_DESCRIPTION OF THE TASK_
A single number is the answer here: how many lines of the entries contain "GBPUSD"?

_DATA EXCERPTS_
>>>

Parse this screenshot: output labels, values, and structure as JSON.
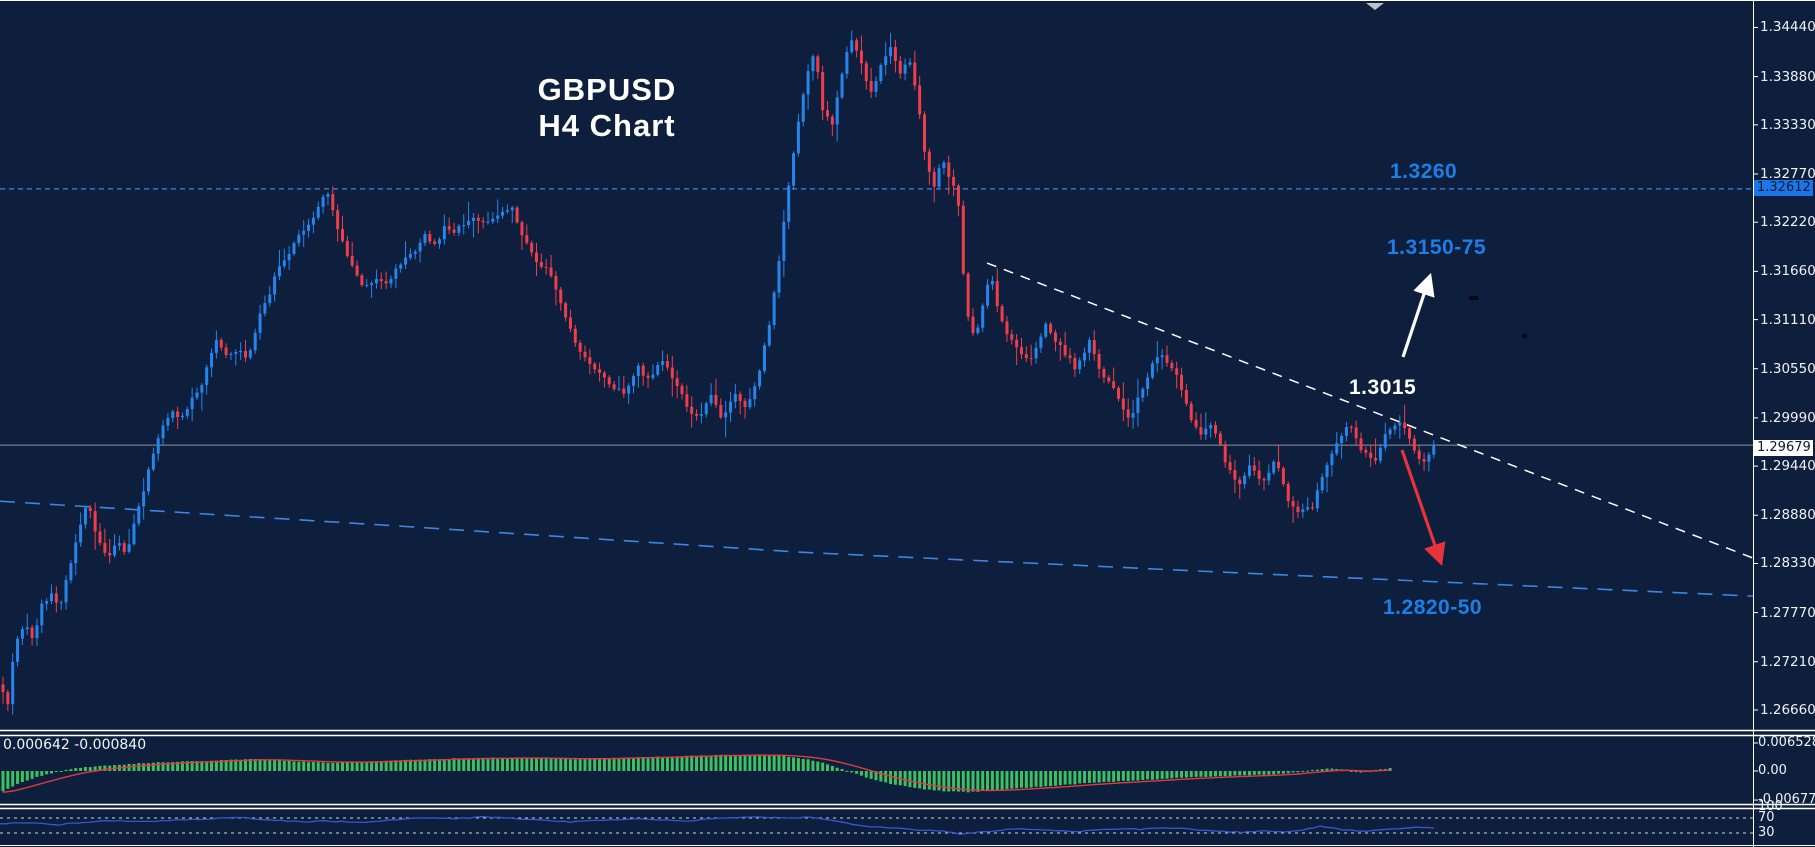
{
  "title": {
    "line1": "GBPUSD",
    "line2": "H4 Chart"
  },
  "annotations": {
    "resistance": "1.3260",
    "target_up": "1.3150-75",
    "pivot": "1.3015",
    "target_down": "1.2820-50"
  },
  "price_axis": {
    "ticks": [
      "1.34440",
      "1.33880",
      "1.33330",
      "1.32770",
      "1.32220",
      "1.31660",
      "1.31110",
      "1.30550",
      "1.29990",
      "1.29440",
      "1.28880",
      "1.28330",
      "1.27770",
      "1.27210",
      "1.26660"
    ],
    "tick_values": [
      1.3444,
      1.3388,
      1.3333,
      1.3277,
      1.3222,
      1.3166,
      1.3111,
      1.3055,
      1.2999,
      1.2944,
      1.2888,
      1.2833,
      1.2777,
      1.2721,
      1.2666
    ],
    "tag_resistance": "1.32612",
    "tag_resistance_value": 1.32612,
    "tag_current": "1.29679",
    "tag_current_value": 1.29679
  },
  "macd_panel": {
    "values_label": "0.000642 -0.000840",
    "axis_labels": [
      "0.006528",
      "0.00",
      "-0.006775"
    ],
    "axis_values": [
      0.006528,
      0.0,
      -0.006775
    ]
  },
  "oscillator_panel": {
    "axis_labels": [
      "100",
      "70",
      "30"
    ],
    "axis_values": [
      100,
      70,
      30
    ]
  },
  "colors": {
    "background": "#0d1f3c",
    "candle_up": "#2585ee",
    "candle_down": "#ef3e4a",
    "macd_bar": "#3dc05f",
    "macd_signal": "#e0393f",
    "oscillator_line": "#3a55cf",
    "accent_blue": "#1d7ee8",
    "ma_dashed": "#3d85e0",
    "resistance_dashed": "#3d85e0",
    "current_price_line": "#8a93a5",
    "trendline": "#ffffff",
    "arrow_up": "#ffffff",
    "arrow_down": "#e8323c",
    "separator": "#ffffff",
    "axis_text": "#eef2f6"
  },
  "chart_data": [
    {
      "type": "candlestick",
      "title": "GBPUSD H4 Chart",
      "symbol": "GBPUSD",
      "timeframe": "H4",
      "ylim": [
        1.26432,
        1.34753
      ],
      "current_close": 1.29679,
      "resistance_level": 1.326,
      "legend_position": "none",
      "close_path": [
        [
          0,
          1.2695
        ],
        [
          8,
          1.2672
        ],
        [
          15,
          1.2745
        ],
        [
          25,
          1.2762
        ],
        [
          33,
          1.2748
        ],
        [
          42,
          1.2786
        ],
        [
          52,
          1.2801
        ],
        [
          60,
          1.2783
        ],
        [
          68,
          1.2822
        ],
        [
          78,
          1.2868
        ],
        [
          88,
          1.2906
        ],
        [
          97,
          1.2863
        ],
        [
          107,
          1.2839
        ],
        [
          117,
          1.2859
        ],
        [
          127,
          1.2843
        ],
        [
          137,
          1.2891
        ],
        [
          147,
          1.2931
        ],
        [
          155,
          1.2966
        ],
        [
          163,
          1.2991
        ],
        [
          172,
          1.3006
        ],
        [
          182,
          1.2999
        ],
        [
          192,
          1.3021
        ],
        [
          202,
          1.3036
        ],
        [
          210,
          1.3071
        ],
        [
          218,
          1.3089
        ],
        [
          228,
          1.3066
        ],
        [
          238,
          1.3079
        ],
        [
          248,
          1.3066
        ],
        [
          258,
          1.3111
        ],
        [
          268,
          1.3136
        ],
        [
          278,
          1.3169
        ],
        [
          288,
          1.3186
        ],
        [
          298,
          1.3204
        ],
        [
          308,
          1.3216
        ],
        [
          318,
          1.3241
        ],
        [
          328,
          1.3256
        ],
        [
          336,
          1.3223
        ],
        [
          345,
          1.3191
        ],
        [
          355,
          1.3169
        ],
        [
          365,
          1.3146
        ],
        [
          375,
          1.3159
        ],
        [
          385,
          1.3151
        ],
        [
          395,
          1.3166
        ],
        [
          405,
          1.3181
        ],
        [
          415,
          1.3191
        ],
        [
          425,
          1.3206
        ],
        [
          435,
          1.3196
        ],
        [
          445,
          1.3216
        ],
        [
          455,
          1.3211
        ],
        [
          465,
          1.3223
        ],
        [
          475,
          1.3229
        ],
        [
          487,
          1.3219
        ],
        [
          500,
          1.3233
        ],
        [
          512,
          1.3239
        ],
        [
          525,
          1.3201
        ],
        [
          538,
          1.3176
        ],
        [
          550,
          1.3166
        ],
        [
          562,
          1.3126
        ],
        [
          575,
          1.3086
        ],
        [
          588,
          1.3061
        ],
        [
          600,
          1.3049
        ],
        [
          612,
          1.3033
        ],
        [
          625,
          1.3029
        ],
        [
          638,
          1.3056
        ],
        [
          650,
          1.3039
        ],
        [
          662,
          1.3066
        ],
        [
          675,
          1.3041
        ],
        [
          688,
          1.3009
        ],
        [
          700,
          1.3001
        ],
        [
          710,
          1.3026
        ],
        [
          722,
          1.2999
        ],
        [
          735,
          1.3029
        ],
        [
          747,
          1.3009
        ],
        [
          760,
          1.3056
        ],
        [
          772,
          1.3121
        ],
        [
          785,
          1.3231
        ],
        [
          797,
          1.3331
        ],
        [
          808,
          1.3396
        ],
        [
          815,
          1.3421
        ],
        [
          823,
          1.3346
        ],
        [
          832,
          1.3333
        ],
        [
          842,
          1.3391
        ],
        [
          850,
          1.3433
        ],
        [
          860,
          1.3406
        ],
        [
          870,
          1.3366
        ],
        [
          880,
          1.3396
        ],
        [
          890,
          1.3421
        ],
        [
          900,
          1.3393
        ],
        [
          910,
          1.3406
        ],
        [
          918,
          1.3356
        ],
        [
          926,
          1.3291
        ],
        [
          934,
          1.3263
        ],
        [
          942,
          1.3296
        ],
        [
          950,
          1.3271
        ],
        [
          958,
          1.3249
        ],
        [
          966,
          1.3121
        ],
        [
          975,
          1.3086
        ],
        [
          984,
          1.3136
        ],
        [
          990,
          1.3166
        ],
        [
          1000,
          1.3111
        ],
        [
          1015,
          1.3081
        ],
        [
          1030,
          1.3061
        ],
        [
          1045,
          1.3106
        ],
        [
          1060,
          1.3081
        ],
        [
          1075,
          1.3056
        ],
        [
          1090,
          1.3086
        ],
        [
          1100,
          1.3051
        ],
        [
          1115,
          1.3031
        ],
        [
          1130,
          1.2996
        ],
        [
          1145,
          1.3041
        ],
        [
          1160,
          1.3076
        ],
        [
          1175,
          1.3051
        ],
        [
          1190,
          1.3001
        ],
        [
          1200,
          1.2976
        ],
        [
          1212,
          1.2996
        ],
        [
          1225,
          1.2951
        ],
        [
          1238,
          1.2921
        ],
        [
          1250,
          1.2946
        ],
        [
          1262,
          1.2926
        ],
        [
          1275,
          1.2951
        ],
        [
          1288,
          1.2906
        ],
        [
          1300,
          1.2891
        ],
        [
          1312,
          1.2896
        ],
        [
          1325,
          1.2941
        ],
        [
          1338,
          1.2971
        ],
        [
          1350,
          1.2994
        ],
        [
          1362,
          1.2961
        ],
        [
          1375,
          1.2946
        ],
        [
          1388,
          1.2986
        ],
        [
          1400,
          1.2996
        ],
        [
          1412,
          1.2966
        ],
        [
          1425,
          1.2946
        ],
        [
          1435,
          1.29679
        ]
      ],
      "ma_dashed_path": [
        [
          0,
          1.2904
        ],
        [
          400,
          1.28756
        ],
        [
          800,
          1.28459
        ],
        [
          1200,
          1.28243
        ],
        [
          1753,
          1.27958
        ]
      ],
      "trendline_path": [
        [
          987,
          1.31755
        ],
        [
          1753,
          1.28392
        ]
      ]
    },
    {
      "type": "bar",
      "name": "MACD",
      "current_macd": 0.000642,
      "current_signal": -0.00084,
      "ylim": [
        -0.0077,
        0.00816
      ],
      "macd_waypoints": [
        [
          0,
          -0.005
        ],
        [
          20,
          -0.0028
        ],
        [
          40,
          -0.0012
        ],
        [
          60,
          0.0
        ],
        [
          80,
          0.0008
        ],
        [
          110,
          0.0013
        ],
        [
          140,
          0.0018
        ],
        [
          170,
          0.0021
        ],
        [
          200,
          0.0023
        ],
        [
          230,
          0.0026
        ],
        [
          250,
          0.0028
        ],
        [
          270,
          0.0026
        ],
        [
          300,
          0.0022
        ],
        [
          330,
          0.0019
        ],
        [
          360,
          0.0021
        ],
        [
          390,
          0.0024
        ],
        [
          420,
          0.0027
        ],
        [
          450,
          0.0029
        ],
        [
          480,
          0.003
        ],
        [
          510,
          0.0031
        ],
        [
          540,
          0.003
        ],
        [
          570,
          0.0028
        ],
        [
          600,
          0.0029
        ],
        [
          630,
          0.0031
        ],
        [
          660,
          0.0033
        ],
        [
          690,
          0.0035
        ],
        [
          720,
          0.0037
        ],
        [
          750,
          0.0038
        ],
        [
          780,
          0.0036
        ],
        [
          800,
          0.003
        ],
        [
          820,
          0.0022
        ],
        [
          835,
          0.001
        ],
        [
          850,
          -0.0002
        ],
        [
          870,
          -0.0018
        ],
        [
          890,
          -0.003
        ],
        [
          910,
          -0.0038
        ],
        [
          930,
          -0.0044
        ],
        [
          950,
          -0.0048
        ],
        [
          970,
          -0.0049
        ],
        [
          990,
          -0.0046
        ],
        [
          1010,
          -0.0042
        ],
        [
          1030,
          -0.0038
        ],
        [
          1060,
          -0.0033
        ],
        [
          1090,
          -0.0028
        ],
        [
          1120,
          -0.0024
        ],
        [
          1150,
          -0.002
        ],
        [
          1180,
          -0.0016
        ],
        [
          1210,
          -0.0013
        ],
        [
          1240,
          -0.0011
        ],
        [
          1270,
          -0.0008
        ],
        [
          1290,
          -0.0005
        ],
        [
          1310,
          0.0002
        ],
        [
          1330,
          0.0006
        ],
        [
          1345,
          0.0004
        ],
        [
          1360,
          -0.0004
        ],
        [
          1375,
          0.0002
        ],
        [
          1390,
          0.00064
        ]
      ]
    },
    {
      "type": "line",
      "name": "oscillator",
      "levels": [
        100,
        70,
        30
      ],
      "waypoints": [
        [
          0,
          55
        ],
        [
          30,
          58
        ],
        [
          60,
          52
        ],
        [
          90,
          60
        ],
        [
          120,
          63
        ],
        [
          150,
          60
        ],
        [
          180,
          65
        ],
        [
          210,
          68
        ],
        [
          240,
          71
        ],
        [
          270,
          65
        ],
        [
          300,
          60
        ],
        [
          330,
          62
        ],
        [
          360,
          58
        ],
        [
          390,
          65
        ],
        [
          420,
          70
        ],
        [
          450,
          68
        ],
        [
          480,
          72
        ],
        [
          510,
          70
        ],
        [
          540,
          65
        ],
        [
          570,
          60
        ],
        [
          600,
          63
        ],
        [
          630,
          68
        ],
        [
          660,
          65
        ],
        [
          690,
          62
        ],
        [
          720,
          70
        ],
        [
          750,
          72
        ],
        [
          780,
          70
        ],
        [
          810,
          72
        ],
        [
          840,
          60
        ],
        [
          860,
          50
        ],
        [
          880,
          45
        ],
        [
          900,
          42
        ],
        [
          920,
          38
        ],
        [
          940,
          35
        ],
        [
          960,
          28
        ],
        [
          980,
          32
        ],
        [
          1000,
          38
        ],
        [
          1020,
          42
        ],
        [
          1040,
          40
        ],
        [
          1060,
          36
        ],
        [
          1080,
          34
        ],
        [
          1100,
          38
        ],
        [
          1120,
          42
        ],
        [
          1140,
          40
        ],
        [
          1160,
          45
        ],
        [
          1180,
          42
        ],
        [
          1200,
          38
        ],
        [
          1220,
          35
        ],
        [
          1240,
          32
        ],
        [
          1260,
          35
        ],
        [
          1280,
          33
        ],
        [
          1300,
          36
        ],
        [
          1320,
          48
        ],
        [
          1340,
          40
        ],
        [
          1360,
          35
        ],
        [
          1380,
          38
        ],
        [
          1400,
          42
        ],
        [
          1420,
          45
        ],
        [
          1435,
          44
        ]
      ]
    }
  ]
}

<<<

_EXERCISE RESPONSE_
3